╭─ EXERCISE MATERIAL
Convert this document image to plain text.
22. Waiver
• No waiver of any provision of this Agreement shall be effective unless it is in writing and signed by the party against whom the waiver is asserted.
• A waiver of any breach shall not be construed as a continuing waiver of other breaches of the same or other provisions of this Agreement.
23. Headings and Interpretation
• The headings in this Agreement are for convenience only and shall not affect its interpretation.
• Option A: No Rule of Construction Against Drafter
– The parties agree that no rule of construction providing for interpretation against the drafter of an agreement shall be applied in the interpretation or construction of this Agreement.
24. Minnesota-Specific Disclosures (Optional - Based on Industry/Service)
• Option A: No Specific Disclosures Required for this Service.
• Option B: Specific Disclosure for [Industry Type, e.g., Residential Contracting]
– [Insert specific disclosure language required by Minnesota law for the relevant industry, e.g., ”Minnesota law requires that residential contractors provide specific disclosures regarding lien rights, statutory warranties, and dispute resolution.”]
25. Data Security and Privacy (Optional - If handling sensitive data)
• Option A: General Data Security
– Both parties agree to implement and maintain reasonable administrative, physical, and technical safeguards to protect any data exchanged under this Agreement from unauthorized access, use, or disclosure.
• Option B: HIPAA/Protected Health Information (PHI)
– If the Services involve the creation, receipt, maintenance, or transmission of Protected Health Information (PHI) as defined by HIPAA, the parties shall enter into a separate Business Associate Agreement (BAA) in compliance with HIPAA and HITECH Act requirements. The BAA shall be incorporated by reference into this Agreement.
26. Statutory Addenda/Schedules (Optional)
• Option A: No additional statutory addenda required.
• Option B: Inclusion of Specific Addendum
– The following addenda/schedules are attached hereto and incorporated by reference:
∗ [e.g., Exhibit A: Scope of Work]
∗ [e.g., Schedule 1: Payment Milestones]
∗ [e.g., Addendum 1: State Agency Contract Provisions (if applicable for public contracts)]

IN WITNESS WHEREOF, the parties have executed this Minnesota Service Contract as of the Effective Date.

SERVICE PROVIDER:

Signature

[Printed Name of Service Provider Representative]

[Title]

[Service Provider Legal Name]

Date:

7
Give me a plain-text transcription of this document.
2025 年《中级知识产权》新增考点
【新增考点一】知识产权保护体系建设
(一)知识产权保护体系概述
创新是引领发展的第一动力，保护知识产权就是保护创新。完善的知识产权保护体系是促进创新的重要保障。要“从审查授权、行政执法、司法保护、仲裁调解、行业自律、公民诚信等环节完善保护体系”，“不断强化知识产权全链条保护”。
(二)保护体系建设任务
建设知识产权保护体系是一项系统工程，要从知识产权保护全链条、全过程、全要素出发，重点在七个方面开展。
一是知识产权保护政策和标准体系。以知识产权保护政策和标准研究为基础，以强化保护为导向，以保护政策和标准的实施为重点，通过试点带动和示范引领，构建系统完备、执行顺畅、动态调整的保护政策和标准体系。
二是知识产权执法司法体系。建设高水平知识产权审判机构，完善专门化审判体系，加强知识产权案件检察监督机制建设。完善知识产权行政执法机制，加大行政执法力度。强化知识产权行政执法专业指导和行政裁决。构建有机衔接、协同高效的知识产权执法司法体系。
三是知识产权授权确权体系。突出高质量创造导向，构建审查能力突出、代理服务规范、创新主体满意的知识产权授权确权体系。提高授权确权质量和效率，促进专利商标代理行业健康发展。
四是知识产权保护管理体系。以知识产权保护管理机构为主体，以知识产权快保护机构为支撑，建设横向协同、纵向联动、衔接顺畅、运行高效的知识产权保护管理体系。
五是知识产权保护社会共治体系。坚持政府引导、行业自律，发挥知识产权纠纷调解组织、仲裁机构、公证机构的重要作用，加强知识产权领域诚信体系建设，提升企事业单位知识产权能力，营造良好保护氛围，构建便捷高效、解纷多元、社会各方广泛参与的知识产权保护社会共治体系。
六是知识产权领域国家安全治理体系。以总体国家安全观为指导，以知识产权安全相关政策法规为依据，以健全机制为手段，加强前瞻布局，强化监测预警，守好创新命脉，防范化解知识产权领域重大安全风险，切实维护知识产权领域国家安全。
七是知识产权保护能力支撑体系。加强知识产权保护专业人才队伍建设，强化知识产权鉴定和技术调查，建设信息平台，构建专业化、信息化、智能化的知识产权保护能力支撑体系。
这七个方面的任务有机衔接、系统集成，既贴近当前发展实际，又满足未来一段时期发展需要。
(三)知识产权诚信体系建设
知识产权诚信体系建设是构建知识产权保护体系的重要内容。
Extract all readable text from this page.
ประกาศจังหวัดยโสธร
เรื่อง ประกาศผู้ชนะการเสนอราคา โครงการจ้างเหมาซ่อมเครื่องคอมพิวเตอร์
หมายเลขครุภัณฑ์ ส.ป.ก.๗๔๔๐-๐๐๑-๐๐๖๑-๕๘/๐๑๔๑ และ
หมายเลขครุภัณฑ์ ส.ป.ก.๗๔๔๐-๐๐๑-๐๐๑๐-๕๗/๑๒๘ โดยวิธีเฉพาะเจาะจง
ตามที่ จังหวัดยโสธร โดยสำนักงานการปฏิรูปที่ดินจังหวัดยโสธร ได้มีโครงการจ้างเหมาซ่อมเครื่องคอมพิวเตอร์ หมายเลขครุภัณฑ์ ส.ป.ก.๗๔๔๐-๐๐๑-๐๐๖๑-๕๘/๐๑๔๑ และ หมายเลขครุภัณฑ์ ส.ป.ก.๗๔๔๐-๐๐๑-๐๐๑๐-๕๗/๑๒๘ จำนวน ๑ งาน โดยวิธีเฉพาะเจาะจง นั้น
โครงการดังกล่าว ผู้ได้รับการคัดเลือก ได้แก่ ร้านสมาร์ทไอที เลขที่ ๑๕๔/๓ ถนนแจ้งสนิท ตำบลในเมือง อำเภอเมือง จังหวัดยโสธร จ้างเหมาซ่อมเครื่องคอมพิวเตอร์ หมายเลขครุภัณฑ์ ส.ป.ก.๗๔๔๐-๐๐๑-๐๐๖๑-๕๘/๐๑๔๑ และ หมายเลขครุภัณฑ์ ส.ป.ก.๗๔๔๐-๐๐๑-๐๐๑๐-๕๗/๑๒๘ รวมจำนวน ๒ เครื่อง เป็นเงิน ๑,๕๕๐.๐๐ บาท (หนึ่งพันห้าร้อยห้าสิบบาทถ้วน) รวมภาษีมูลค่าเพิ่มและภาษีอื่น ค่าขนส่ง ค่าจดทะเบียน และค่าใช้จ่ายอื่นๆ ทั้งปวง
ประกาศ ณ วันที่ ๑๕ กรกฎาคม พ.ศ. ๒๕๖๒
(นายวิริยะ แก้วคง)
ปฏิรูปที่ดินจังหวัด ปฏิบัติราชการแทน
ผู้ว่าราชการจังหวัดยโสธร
╰─
STATED EXERCISE
Set down the listing in full, keeping every word exactly as it is.

TASK SOLUTION
Convert this document image to plain text.
22. Waiver
• No waiver of any provision of this Agreement shall be effective unless it is in writing and signed by the party against whom the waiver is asserted.
• A waiver of any breach shall not be construed as a continuing waiver of other breaches of the same or other provisions of this Agreement.
23. Headings and Interpretation
• The headings in this Agreement are for convenience only and shall not affect its interpretation.
• Option A: No Rule of Construction Against Drafter
– The parties agree that no rule of construction providing for interpretation against the drafter of an agreement shall be applied in the interpretation or construction of this Agreement.
24. Minnesota-Specific Disclosures (Optional - Based on Industry/Service)
• Option A: No Specific Disclosures Required for this Service.
• Option B: Specific Disclosure for [Industry Type, e.g., Residential Contracting]
– [Insert specific disclosure language required by Minnesota law for the relevant industry, e.g., ”Minnesota law requires that residential contractors provide specific disclosures regarding lien rights, statutory warranties, and dispute resolution.”]
25. Data Security and Privacy (Optional - If handling sensitive data)
• Option A: General Data Security
– Both parties agree to implement and maintain reasonable administrative, physical, and technical safeguards to protect any data exchanged under this Agreement from unauthorized access, use, or disclosure.
• Option B: HIPAA/Protected Health Information (PHI)
– If the Services involve the creation, receipt, maintenance, or transmission of Protected Health Information (PHI) as defined by HIPAA, the parties shall enter into a separate Business Associate Agreement (BAA) in compliance with HIPAA and HITECH Act requirements. The BAA shall be incorporated by reference into this Agreement.
26. Statutory Addenda/Schedules (Optional)
• Option A: No additional statutory addenda required.
• Option B: Inclusion of Specific Addendum
– The following addenda/schedules are attached hereto and incorporated by reference:
∗ [e.g., Exhibit A: Scope of Work]
∗ [e.g., Schedule 1: Payment Milestones]
∗ [e.g., Addendum 1: State Agency Contract Provisions (if applicable for public contracts)]

IN WITNESS WHEREOF, the parties have executed this Minnesota Service Contract as of the Effective Date.

SERVICE PROVIDER:

Signature

[Printed Name of Service Provider Representative]

[Title]

[Service Provider Legal Name]

Date:

7
Give me a plain-text transcription of this document.
2025 年《中级知识产权》新增考点
【新增考点一】知识产权保护体系建设
(一)知识产权保护体系概述
创新是引领发展的第一动力，保护知识产权就是保护创新。完善的知识产权保护体系是促进创新的重要保障。要“从审查授权、行政执法、司法保护、仲裁调解、行业自律、公民诚信等环节完善保护体系”，“不断强化知识产权全链条保护”。
(二)保护体系建设任务
建设知识产权保护体系是一项系统工程，要从知识产权保护全链条、全过程、全要素出发，重点在七个方面开展。
一是知识产权保护政策和标准体系。以知识产权保护政策和标准研究为基础，以强化保护为导向，以保护政策和标准的实施为重点，通过试点带动和示范引领，构建系统完备、执行顺畅、动态调整的保护政策和标准体系。
二是知识产权执法司法体系。建设高水平知识产权审判机构，完善专门化审判体系，加强知识产权案件检察监督机制建设。完善知识产权行政执法机制，加大行政执法力度。强化知识产权行政执法专业指导和行政裁决。构建有机衔接、协同高效的知识产权执法司法体系。
三是知识产权授权确权体系。突出高质量创造导向，构建审查能力突出、代理服务规范、创新主体满意的知识产权授权确权体系。提高授权确权质量和效率，促进专利商标代理行业健康发展。
四是知识产权保护管理体系。以知识产权保护管理机构为主体，以知识产权快保护机构为支撑，建设横向协同、纵向联动、衔接顺畅、运行高效的知识产权保护管理体系。
五是知识产权保护社会共治体系。坚持政府引导、行业自律，发挥知识产权纠纷调解组织、仲裁机构、公证机构的重要作用，加强知识产权领域诚信体系建设，提升企事业单位知识产权能力，营造良好保护氛围，构建便捷高效、解纷多元、社会各方广泛参与的知识产权保护社会共治体系。
六是知识产权领域国家安全治理体系。以总体国家安全观为指导，以知识产权安全相关政策法规为依据，以健全机制为手段，加强前瞻布局，强化监测预警，守好创新命脉，防范化解知识产权领域重大安全风险，切实维护知识产权领域国家安全。
七是知识产权保护能力支撑体系。加强知识产权保护专业人才队伍建设，强化知识产权鉴定和技术调查，建设信息平台，构建专业化、信息化、智能化的知识产权保护能力支撑体系。
这七个方面的任务有机衔接、系统集成，既贴近当前发展实际，又满足未来一段时期发展需要。
(三)知识产权诚信体系建设
知识产权诚信体系建设是构建知识产权保护体系的重要内容。
Extract all readable text from this page.
ประกาศจังหวัดยโสธร
เรื่อง ประกาศผู้ชนะการเสนอราคา โครงการจ้างเหมาซ่อมเครื่องคอมพิวเตอร์
หมายเลขครุภัณฑ์ ส.ป.ก.๗๔๔๐-๐๐๑-๐๐๖๑-๕๘/๐๑๔๑ และ
หมายเลขครุภัณฑ์ ส.ป.ก.๗๔๔๐-๐๐๑-๐๐๑๐-๕๗/๑๒๘ โดยวิธีเฉพาะเจาะจง
ตามที่ จังหวัดยโสธร โดยสำนักงานการปฏิรูปที่ดินจังหวัดยโสธร ได้มีโครงการจ้างเหมาซ่อมเครื่องคอมพิวเตอร์ หมายเลขครุภัณฑ์ ส.ป.ก.๗๔๔๐-๐๐๑-๐๐๖๑-๕๘/๐๑๔๑ และ หมายเลขครุภัณฑ์ ส.ป.ก.๗๔๔๐-๐๐๑-๐๐๑๐-๕๗/๑๒๘ จำนวน ๑ งาน โดยวิธีเฉพาะเจาะจง นั้น
โครงการดังกล่าว ผู้ได้รับการคัดเลือก ได้แก่ ร้านสมาร์ทไอที เลขที่ ๑๕๔/๓ ถนนแจ้งสนิท ตำบลในเมือง อำเภอเมือง จังหวัดยโสธร จ้างเหมาซ่อมเครื่องคอมพิวเตอร์ หมายเลขครุภัณฑ์ ส.ป.ก.๗๔๔๐-๐๐๑-๐๐๖๑-๕๘/๐๑๔๑ และ หมายเลขครุภัณฑ์ ส.ป.ก.๗๔๔๐-๐๐๑-๐๐๑๐-๕๗/๑๒๘ รวมจำนวน ๒ เครื่อง เป็นเงิน ๑,๕๕๐.๐๐ บาท (หนึ่งพันห้าร้อยห้าสิบบาทถ้วน) รวมภาษีมูลค่าเพิ่มและภาษีอื่น ค่าขนส่ง ค่าจดทะเบียน และค่าใช้จ่ายอื่นๆ ทั้งปวง
ประกาศ ณ วันที่ ๑๕ กรกฎาคม พ.ศ. ๒๕๖๒
(นายวิริยะ แก้วคง)
ปฏิรูปที่ดินจังหวัด ปฏิบัติราชการแทน
ผู้ว่าราชการจังหวัดยโสธร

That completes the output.